### Problem
Reproduce the listing below without any change.

### Available records
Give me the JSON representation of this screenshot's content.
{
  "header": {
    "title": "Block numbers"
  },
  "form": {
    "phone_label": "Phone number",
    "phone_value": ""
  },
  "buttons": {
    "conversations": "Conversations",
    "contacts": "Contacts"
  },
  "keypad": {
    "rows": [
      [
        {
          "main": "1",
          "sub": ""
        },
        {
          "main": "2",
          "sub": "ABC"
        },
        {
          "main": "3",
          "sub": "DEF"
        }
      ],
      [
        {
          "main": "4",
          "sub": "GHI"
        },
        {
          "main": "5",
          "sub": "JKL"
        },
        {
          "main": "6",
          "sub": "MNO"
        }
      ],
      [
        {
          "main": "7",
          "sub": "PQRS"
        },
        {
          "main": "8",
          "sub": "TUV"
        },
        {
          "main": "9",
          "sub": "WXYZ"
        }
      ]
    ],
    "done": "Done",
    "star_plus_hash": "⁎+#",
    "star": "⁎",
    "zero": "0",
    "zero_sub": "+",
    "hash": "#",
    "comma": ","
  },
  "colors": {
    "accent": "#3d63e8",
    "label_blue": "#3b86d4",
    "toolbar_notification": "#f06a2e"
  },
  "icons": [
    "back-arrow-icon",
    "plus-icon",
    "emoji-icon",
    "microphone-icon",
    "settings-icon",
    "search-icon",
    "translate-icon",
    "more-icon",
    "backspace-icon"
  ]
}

### Exercise response
Give me the JSON representation of this screenshot's content.
{
  "header": {
    "title": "Block numbers"
  },
  "form": {
    "phone_label": "Phone number",
    "phone_value": ""
  },
  "buttons": {
    "conversations": "Conversations",
    "contacts": "Contacts"
  },
  "keypad": {
    "rows": [
      [
        {
          "main": "1",
          "sub": ""
        },
        {
          "main": "2",
          "sub": "ABC"
        },
        {
          "main": "3",
          "sub": "DEF"
        }
      ],
      [
        {
          "main": "4",
          "sub": "GHI"
        },
        {
          "main": "5",
          "sub": "JKL"
        },
        {
          "main": "6",
          "sub": "MNO"
        }
      ],
      [
        {
          "main": "7",
          "sub": "PQRS"
        },
        {
          "main": "8",
          "sub": "TUV"
        },
        {
          "main": "9",
          "sub": "WXYZ"
        }
      ]
    ],
    "done": "Done",
    "star_plus_hash": "⁎+#",
    "star": "⁎",
    "zero": "0",
    "zero_sub": "+",
    "hash": "#",
    "comma": ","
  },
  "colors": {
    "accent": "#3d63e8",
    "label_blue": "#3b86d4",
    "toolbar_notification": "#f06a2e"
  },
  "icons": [
    "back-arrow-icon",
    "plus-icon",
    "emoji-icon",
    "microphone-icon",
    "settings-icon",
    "search-icon",
    "translate-icon",
    "more-icon",
    "backspace-icon"
  ]
}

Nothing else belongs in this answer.